• REQUEST
In this exercise, return the whole listing exactly, excluding any images.

Collected data
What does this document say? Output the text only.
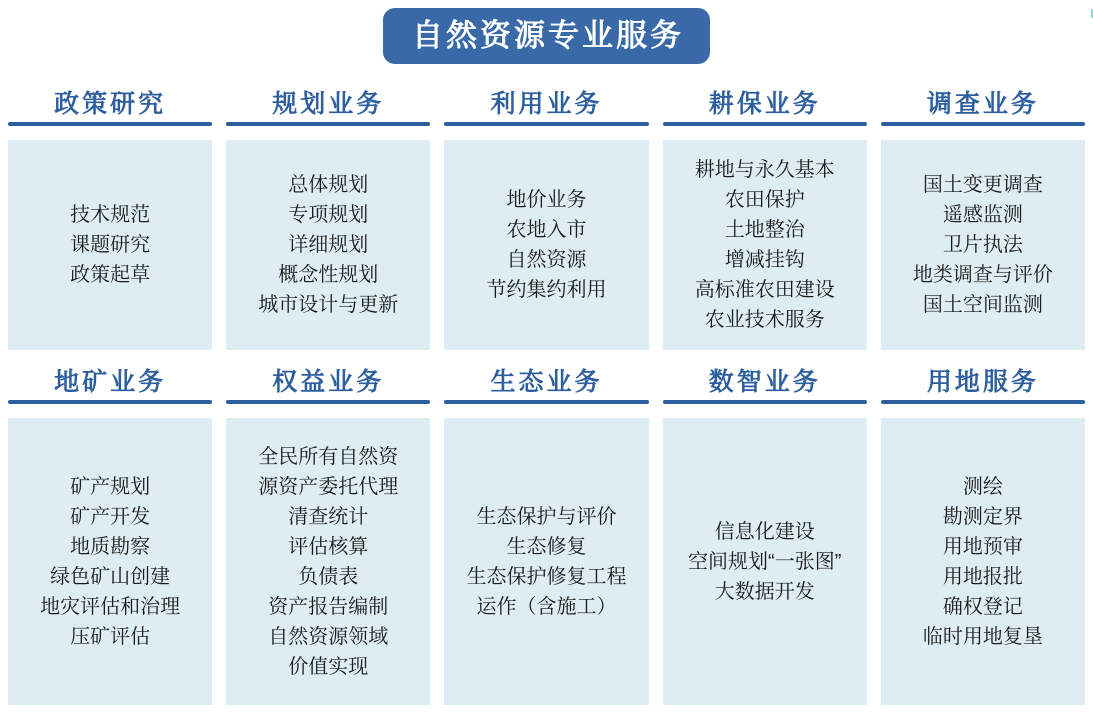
自然资源专业服务
政策研究
技术规范
课题研究
政策起草
规划业务
总体规划
专项规划
详细规划
概念性规划
城市设计与更新
利用业务
地价业务
农地入市
自然资源
节约集约利用
耕保业务
耕地与永久基本
农田保护
土地整治
增减挂钩
高标准农田建设
农业技术服务
调查业务
国土变更调查
遥感监测
卫片执法
地类调查与评价
国土空间监测
地矿业务
矿产规划
矿产开发
地质勘察
绿色矿山创建
地灾评估和治理
压矿评估
权益业务
全民所有自然资
源资产委托代理
清查统计
评估核算
负债表
资产报告编制
自然资源领域
价值实现
生态业务
生态保护与评价
生态修复
生态保护修复工程
运作（含施工）
数智业务
信息化建设
空间规划“一张图”
大数据开发
用地服务
测绘
勘测定界
用地预审
用地报批
确权登记
临时用地复垦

• SOLUTION TO THIS PROBLEM
What does this document say? Output the text only.
自然资源专业服务
政策研究
技术规范
课题研究
政策起草
规划业务
总体规划
专项规划
详细规划
概念性规划
城市设计与更新
利用业务
地价业务
农地入市
自然资源
节约集约利用
耕保业务
耕地与永久基本
农田保护
土地整治
增减挂钩
高标准农田建设
农业技术服务
调查业务
国土变更调查
遥感监测
卫片执法
地类调查与评价
国土空间监测
地矿业务
矿产规划
矿产开发
地质勘察
绿色矿山创建
地灾评估和治理
压矿评估
权益业务
全民所有自然资
源资产委托代理
清查统计
评估核算
负债表
资产报告编制
自然资源领域
价值实现
生态业务
生态保护与评价
生态修复
生态保护修复工程
运作（含施工）
数智业务
信息化建设
空间规划“一张图”
大数据开发
用地服务
测绘
勘测定界
用地预审
用地报批
确权登记
临时用地复垦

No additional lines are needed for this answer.